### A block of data
+---+

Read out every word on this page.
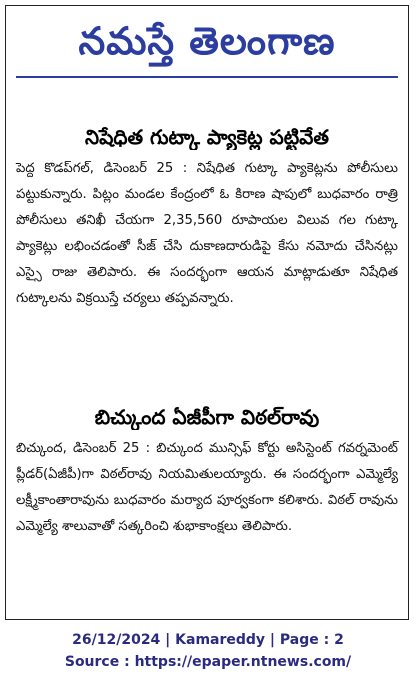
నమస్తే తెలంగాణ
నిషేధిత గుట్కా ప్యాకెట్ల పట్టివేత
పెద్ద కొడప్‌గల్‌, డిసెంబర్‌ 25 : నిషేధిత గుట్కా ప్యాకెట్లను పోలీసులు పట్టుకున్నారు. పిట్లం మండల కేంద్రంలో ఓ కిరాణ షాపులో బుధవారం రాత్రి పోలీసులు తనిఖీ చేయగా 2,35,560 రూపాయల విలువ గల గుట్కా ప్యాకెట్లు లభించడంతో సీజ్‌ చేసి దుకాణదారుడిపై కేసు నమోదు చేసినట్లు ఎస్సై రాజు తెలిపారు. ఈ సందర్భంగా ఆయన మాట్లాడుతూ నిషేధిత గుట్కాలను విక్రయిస్తే చర్యలు తప్పవన్నారు.
బిచ్కుంద ఏజీపీగా విఠల్‌రావు
బిచ్కుంద, డిసెంబర్‌ 25 : బిచ్కుంద మున్సిఫ్‌ కోర్టు అసిస్టెంట్‌ గవర్నమెంట్‌ ప్లీడర్‌(ఏజీపీ)గా విఠల్‌రావు నియమితులయ్యారు. ఈ సందర్భంగా ఎమ్మెల్యే లక్ష్మీకాంతారావును బుధవారం మర్యాద పూర్వకంగా కలిశారు. విఠల్‌ రావును ఎమ్మెల్యే శాలువాతో సత్కరించి శుభాకాంక్షలు తెలిపారు.
26/12/2024 | Kamareddy | Page : 2
Source : https://epaper.ntnews.com/
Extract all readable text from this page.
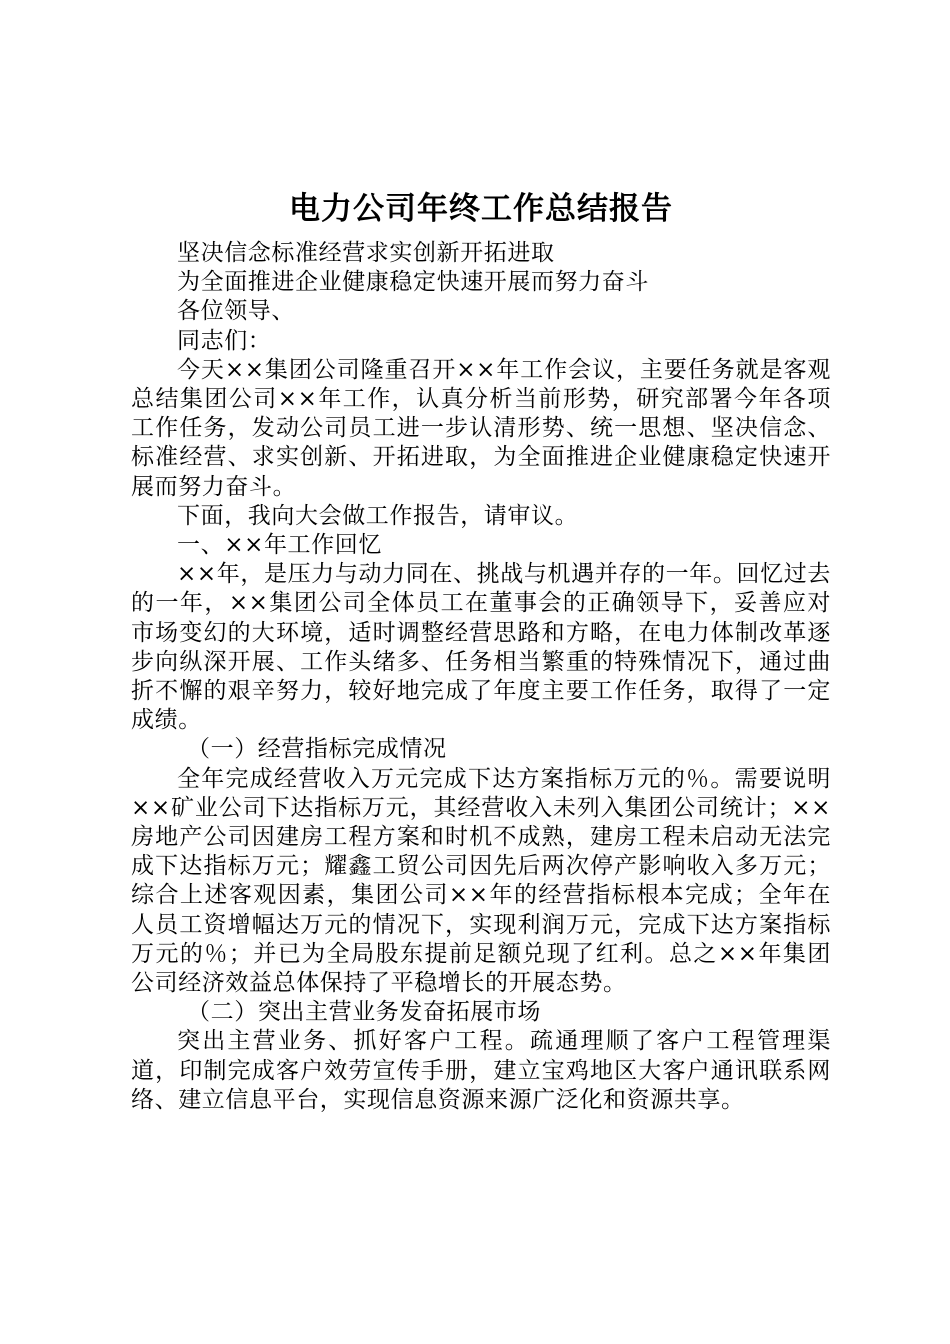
电力公司年终工作总结报告

坚决信念标准经营求实创新开拓进取

为全面推进企业健康稳定快速开展而努力奋斗

各位领导、

同志们：

今天××集团公司隆重召开××年工作会议，主要任务就是客观总结集团公司××年工作，认真分析当前形势，研究部署今年各项工作任务，发动公司员工进一步认清形势、统一思想、坚决信念、标准经营、求实创新、开拓进取，为全面推进企业健康稳定快速开展而努力奋斗。

下面，我向大会做工作报告，请审议。

一、××年工作回忆

××年，是压力与动力同在、挑战与机遇并存的一年。回忆过去的一年，××集团公司全体员工在董事会的正确领导下，妥善应对市场变幻的大环境，适时调整经营思路和方略，在电力体制改革逐步向纵深开展、工作头绪多、任务相当繁重的特殊情况下，通过曲折不懈的艰辛努力，较好地完成了年度主要工作任务，取得了一定成绩。

（一）经营指标完成情况

全年完成经营收入万元完成下达方案指标万元的％。需要说明××矿业公司下达指标万元，其经营收入未列入集团公司统计；××房地产公司因建房工程方案和时机不成熟，建房工程未启动无法完成下达指标万元；耀鑫工贸公司因先后两次停产影响收入多万元；综合上述客观因素，集团公司××年的经营指标根本完成；全年在人员工资增幅达万元的情况下，实现利润万元，完成下达方案指标万元的％；并已为全局股东提前足额兑现了红利。总之××年集团公司经济效益总体保持了平稳增长的开展态势。

（二）突出主营业务发奋拓展市场

突出主营业务、抓好客户工程。疏通理顺了客户工程管理渠道，印制完成客户效劳宣传手册，建立宝鸡地区大客户通讯联系网络、建立信息平台，实现信息资源来源广泛化和资源共享。
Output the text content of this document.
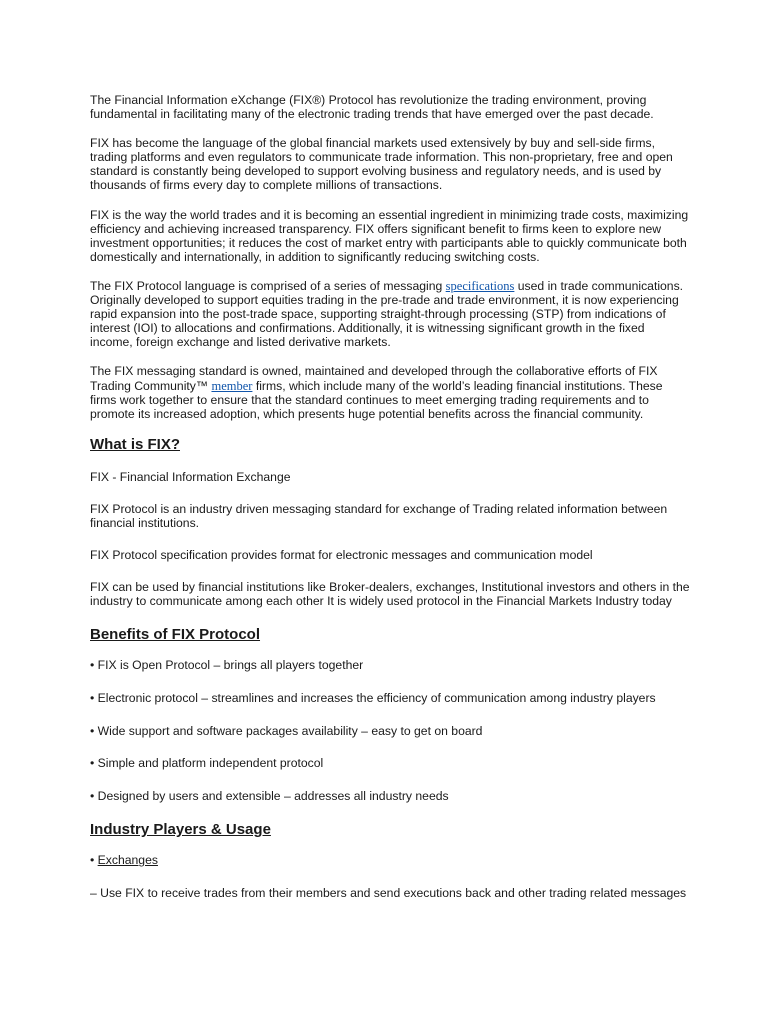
The Financial Information eXchange (FIX®) Protocol has revolutionize the trading environment, proving fundamental in facilitating many of the electronic trading trends that have emerged over the past decade.

FIX has become the language of the global financial markets used extensively by buy and sell-side firms, trading platforms and even regulators to communicate trade information. This non-proprietary, free and open standard is constantly being developed to support evolving business and regulatory needs, and is used by thousands of firms every day to complete millions of transactions.

FIX is the way the world trades and it is becoming an essential ingredient in minimizing trade costs, maximizing efficiency and achieving increased transparency. FIX offers significant benefit to firms keen to explore new investment opportunities; it reduces the cost of market entry with participants able to quickly communicate both domestically and internationally, in addition to significantly reducing switching costs.

The FIX Protocol language is comprised of a series of messaging specifications used in trade communications. Originally developed to support equities trading in the pre-trade and trade environment, it is now experiencing rapid expansion into the post-trade space, supporting straight-through processing (STP) from indications of interest (IOI) to allocations and confirmations. Additionally, it is witnessing significant growth in the fixed income, foreign exchange and listed derivative markets.

The FIX messaging standard is owned, maintained and developed through the collaborative efforts of FIX Trading Community™ member firms, which include many of the world’s leading financial institutions. These firms work together to ensure that the standard continues to meet emerging trading requirements and to promote its increased adoption, which presents huge potential benefits across the financial community.

What is FIX?

FIX - Financial Information Exchange

FIX Protocol is an industry driven messaging standard for exchange of Trading related information between financial institutions.

FIX Protocol specification provides format for electronic messages and communication model

FIX can be used by financial institutions like Broker-dealers, exchanges, Institutional investors and others in the industry to communicate among each other It is widely used protocol in the Financial Markets Industry today

Benefits of FIX Protocol

• FIX is Open Protocol – brings all players together

• Electronic protocol – streamlines and increases the efficiency of communication among industry players

• Wide support and software packages availability – easy to get on board

• Simple and platform independent protocol

• Designed by users and extensible – addresses all industry needs

Industry Players & Usage

• Exchanges

– Use FIX to receive trades from their members and send executions back and other trading related messages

+---+

Reproduce the entries above word for word. Pictures stay out.

Read out every word on this page.
నమస్తే తెలంగాణ
నిషేధిత గుట్కా ప్యాకెట్ల పట్టివేత
పెద్ద కొడప్‌గల్‌, డిసెంబర్‌ 25 : నిషేధిత గుట్కా ప్యాకెట్లను పోలీసులు పట్టుకున్నారు. పిట్లం మండల కేంద్రంలో ఓ కిరాణ షాపులో బుధవారం రాత్రి పోలీసులు తనిఖీ చేయగా 2,35,560 రూపాయల విలువ గల గుట్కా ప్యాకెట్లు లభించడంతో సీజ్‌ చేసి దుకాణదారుడిపై కేసు నమోదు చేసినట్లు ఎస్సై రాజు తెలిపారు. ఈ సందర్భంగా ఆయన మాట్లాడుతూ నిషేధిత గుట్కాలను విక్రయిస్తే చర్యలు తప్పవన్నారు.
బిచ్కుంద ఏజీపీగా విఠల్‌రావు
బిచ్కుంద, డిసెంబర్‌ 25 : బిచ్కుంద మున్సిఫ్‌ కోర్టు అసిస్టెంట్‌ గవర్నమెంట్‌ ప్లీడర్‌(ఏజీపీ)గా విఠల్‌రావు నియమితులయ్యారు. ఈ సందర్భంగా ఎమ్మెల్యే లక్ష్మీకాంతారావును బుధవారం మర్యాద పూర్వకంగా కలిశారు. విఠల్‌ రావును ఎమ్మెల్యే శాలువాతో సత్కరించి శుభాకాంక్షలు తెలిపారు.
26/12/2024 | Kamareddy | Page : 2
Source : https://epaper.ntnews.com/
Extract all readable text from this page.
电力公司年终工作总结报告

坚决信念标准经营求实创新开拓进取

为全面推进企业健康稳定快速开展而努力奋斗

各位领导、

同志们：

今天××集团公司隆重召开××年工作会议，主要任务就是客观总结集团公司××年工作，认真分析当前形势，研究部署今年各项工作任务，发动公司员工进一步认清形势、统一思想、坚决信念、标准经营、求实创新、开拓进取，为全面推进企业健康稳定快速开展而努力奋斗。

下面，我向大会做工作报告，请审议。

一、××年工作回忆

××年，是压力与动力同在、挑战与机遇并存的一年。回忆过去的一年，××集团公司全体员工在董事会的正确领导下，妥善应对市场变幻的大环境，适时调整经营思路和方略，在电力体制改革逐步向纵深开展、工作头绪多、任务相当繁重的特殊情况下，通过曲折不懈的艰辛努力，较好地完成了年度主要工作任务，取得了一定成绩。

（一）经营指标完成情况

全年完成经营收入万元完成下达方案指标万元的％。需要说明××矿业公司下达指标万元，其经营收入未列入集团公司统计；××房地产公司因建房工程方案和时机不成熟，建房工程未启动无法完成下达指标万元；耀鑫工贸公司因先后两次停产影响收入多万元；综合上述客观因素，集团公司××年的经营指标根本完成；全年在人员工资增幅达万元的情况下，实现利润万元，完成下达方案指标万元的％；并已为全局股东提前足额兑现了红利。总之××年集团公司经济效益总体保持了平稳增长的开展态势。

（二）突出主营业务发奋拓展市场

突出主营业务、抓好客户工程。疏通理顺了客户工程管理渠道，印制完成客户效劳宣传手册，建立宝鸡地区大客户通讯联系网络、建立信息平台，实现信息资源来源广泛化和资源共享。
Output the text content of this document.
The Financial Information eXchange (FIX®) Protocol has revolutionize the trading environment, proving fundamental in facilitating many of the electronic trading trends that have emerged over the past decade.

FIX has become the language of the global financial markets used extensively by buy and sell-side firms, trading platforms and even regulators to communicate trade information. This non-proprietary, free and open standard is constantly being developed to support evolving business and regulatory needs, and is used by thousands of firms every day to complete millions of transactions.

FIX is the way the world trades and it is becoming an essential ingredient in minimizing trade costs, maximizing efficiency and achieving increased transparency. FIX offers significant benefit to firms keen to explore new investment opportunities; it reduces the cost of market entry with participants able to quickly communicate both domestically and internationally, in addition to significantly reducing switching costs.

The FIX Protocol language is comprised of a series of messaging specifications used in trade communications. Originally developed to support equities trading in the pre-trade and trade environment, it is now experiencing rapid expansion into the post-trade space, supporting straight-through processing (STP) from indications of interest (IOI) to allocations and confirmations. Additionally, it is witnessing significant growth in the fixed income, foreign exchange and listed derivative markets.

The FIX messaging standard is owned, maintained and developed through the collaborative efforts of FIX Trading Community™ member firms, which include many of the world’s leading financial institutions. These firms work together to ensure that the standard continues to meet emerging trading requirements and to promote its increased adoption, which presents huge potential benefits across the financial community.

What is FIX?

FIX - Financial Information Exchange

FIX Protocol is an industry driven messaging standard for exchange of Trading related information between financial institutions.

FIX Protocol specification provides format for electronic messages and communication model

FIX can be used by financial institutions like Broker-dealers, exchanges, Institutional investors and others in the industry to communicate among each other It is widely used protocol in the Financial Markets Industry today

Benefits of FIX Protocol

• FIX is Open Protocol – brings all players together

• Electronic protocol – streamlines and increases the efficiency of communication among industry players

• Wide support and software packages availability – easy to get on board

• Simple and platform independent protocol

• Designed by users and extensible – addresses all industry needs

Industry Players & Usage

• Exchanges

– Use FIX to receive trades from their members and send executions back and other trading related messages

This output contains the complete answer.